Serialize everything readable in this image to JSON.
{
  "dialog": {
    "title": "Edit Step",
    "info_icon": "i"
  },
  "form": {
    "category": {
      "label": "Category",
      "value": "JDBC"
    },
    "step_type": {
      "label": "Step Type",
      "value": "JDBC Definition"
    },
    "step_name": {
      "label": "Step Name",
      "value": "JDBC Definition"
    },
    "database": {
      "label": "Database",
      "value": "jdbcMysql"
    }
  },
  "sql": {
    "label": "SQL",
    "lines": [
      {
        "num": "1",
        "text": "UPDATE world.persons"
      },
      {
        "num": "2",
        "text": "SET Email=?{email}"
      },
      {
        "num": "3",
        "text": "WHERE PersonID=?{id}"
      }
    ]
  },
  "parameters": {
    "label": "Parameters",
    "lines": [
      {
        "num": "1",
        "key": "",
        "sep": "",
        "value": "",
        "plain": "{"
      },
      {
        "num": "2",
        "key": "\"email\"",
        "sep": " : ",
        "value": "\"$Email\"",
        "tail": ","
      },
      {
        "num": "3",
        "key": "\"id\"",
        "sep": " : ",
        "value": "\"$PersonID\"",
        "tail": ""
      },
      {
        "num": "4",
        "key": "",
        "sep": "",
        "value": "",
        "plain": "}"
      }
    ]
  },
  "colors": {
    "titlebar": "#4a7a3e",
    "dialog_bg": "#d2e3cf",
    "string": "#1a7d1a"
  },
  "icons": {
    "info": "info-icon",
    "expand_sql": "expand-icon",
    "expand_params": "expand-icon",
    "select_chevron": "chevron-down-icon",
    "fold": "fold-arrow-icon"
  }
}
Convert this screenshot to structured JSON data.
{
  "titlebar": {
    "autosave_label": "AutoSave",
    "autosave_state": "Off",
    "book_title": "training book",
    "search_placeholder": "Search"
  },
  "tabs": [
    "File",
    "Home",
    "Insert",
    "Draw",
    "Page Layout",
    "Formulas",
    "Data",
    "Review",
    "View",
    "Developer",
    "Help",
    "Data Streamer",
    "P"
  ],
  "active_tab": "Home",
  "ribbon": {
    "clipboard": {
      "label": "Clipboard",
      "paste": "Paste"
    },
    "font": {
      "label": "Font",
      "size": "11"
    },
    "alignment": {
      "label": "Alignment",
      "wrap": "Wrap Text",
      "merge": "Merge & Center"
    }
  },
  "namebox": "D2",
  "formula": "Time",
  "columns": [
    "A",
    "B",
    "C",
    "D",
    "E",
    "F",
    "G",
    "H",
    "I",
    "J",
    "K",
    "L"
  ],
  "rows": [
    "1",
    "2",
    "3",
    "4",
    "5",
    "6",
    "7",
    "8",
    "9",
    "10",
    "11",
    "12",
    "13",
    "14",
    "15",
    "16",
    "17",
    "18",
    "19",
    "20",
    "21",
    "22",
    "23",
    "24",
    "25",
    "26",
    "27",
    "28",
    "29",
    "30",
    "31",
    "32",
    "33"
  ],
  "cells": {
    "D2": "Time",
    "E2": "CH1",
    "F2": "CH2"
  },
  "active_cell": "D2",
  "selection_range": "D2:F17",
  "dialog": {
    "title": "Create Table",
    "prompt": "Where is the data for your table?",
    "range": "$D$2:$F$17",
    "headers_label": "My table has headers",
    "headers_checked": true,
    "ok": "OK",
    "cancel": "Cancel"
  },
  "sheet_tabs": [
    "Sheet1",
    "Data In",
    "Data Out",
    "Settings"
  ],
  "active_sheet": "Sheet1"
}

__Directive__
Write out every record verbatim.

__Reply__
Serialize everything readable in this image to JSON.
{
  "dialog": {
    "title": "Edit Step",
    "info_icon": "i"
  },
  "form": {
    "category": {
      "label": "Category",
      "value": "JDBC"
    },
    "step_type": {
      "label": "Step Type",
      "value": "JDBC Definition"
    },
    "step_name": {
      "label": "Step Name",
      "value": "JDBC Definition"
    },
    "database": {
      "label": "Database",
      "value": "jdbcMysql"
    }
  },
  "sql": {
    "label": "SQL",
    "lines": [
      {
        "num": "1",
        "text": "UPDATE world.persons"
      },
      {
        "num": "2",
        "text": "SET Email=?{email}"
      },
      {
        "num": "3",
        "text": "WHERE PersonID=?{id}"
      }
    ]
  },
  "parameters": {
    "label": "Parameters",
    "lines": [
      {
        "num": "1",
        "key": "",
        "sep": "",
        "value": "",
        "plain": "{"
      },
      {
        "num": "2",
        "key": "\"email\"",
        "sep": " : ",
        "value": "\"$Email\"",
        "tail": ","
      },
      {
        "num": "3",
        "key": "\"id\"",
        "sep": " : ",
        "value": "\"$PersonID\"",
        "tail": ""
      },
      {
        "num": "4",
        "key": "",
        "sep": "",
        "value": "",
        "plain": "}"
      }
    ]
  },
  "colors": {
    "titlebar": "#4a7a3e",
    "dialog_bg": "#d2e3cf",
    "string": "#1a7d1a"
  },
  "icons": {
    "info": "info-icon",
    "expand_sql": "expand-icon",
    "expand_params": "expand-icon",
    "select_chevron": "chevron-down-icon",
    "fold": "fold-arrow-icon"
  }
}
Convert this screenshot to structured JSON data.
{
  "titlebar": {
    "autosave_label": "AutoSave",
    "autosave_state": "Off",
    "book_title": "training book",
    "search_placeholder": "Search"
  },
  "tabs": [
    "File",
    "Home",
    "Insert",
    "Draw",
    "Page Layout",
    "Formulas",
    "Data",
    "Review",
    "View",
    "Developer",
    "Help",
    "Data Streamer",
    "P"
  ],
  "active_tab": "Home",
  "ribbon": {
    "clipboard": {
      "label": "Clipboard",
      "paste": "Paste"
    },
    "font": {
      "label": "Font",
      "size": "11"
    },
    "alignment": {
      "label": "Alignment",
      "wrap": "Wrap Text",
      "merge": "Merge & Center"
    }
  },
  "namebox": "D2",
  "formula": "Time",
  "columns": [
    "A",
    "B",
    "C",
    "D",
    "E",
    "F",
    "G",
    "H",
    "I",
    "J",
    "K",
    "L"
  ],
  "rows": [
    "1",
    "2",
    "3",
    "4",
    "5",
    "6",
    "7",
    "8",
    "9",
    "10",
    "11",
    "12",
    "13",
    "14",
    "15",
    "16",
    "17",
    "18",
    "19",
    "20",
    "21",
    "22",
    "23",
    "24",
    "25",
    "26",
    "27",
    "28",
    "29",
    "30",
    "31",
    "32",
    "33"
  ],
  "cells": {
    "D2": "Time",
    "E2": "CH1",
    "F2": "CH2"
  },
  "active_cell": "D2",
  "selection_range": "D2:F17",
  "dialog": {
    "title": "Create Table",
    "prompt": "Where is the data for your table?",
    "range": "$D$2:$F$17",
    "headers_label": "My table has headers",
    "headers_checked": true,
    "ok": "OK",
    "cancel": "Cancel"
  },
  "sheet_tabs": [
    "Sheet1",
    "Data In",
    "Data Out",
    "Settings"
  ],
  "active_sheet": "Sheet1"
}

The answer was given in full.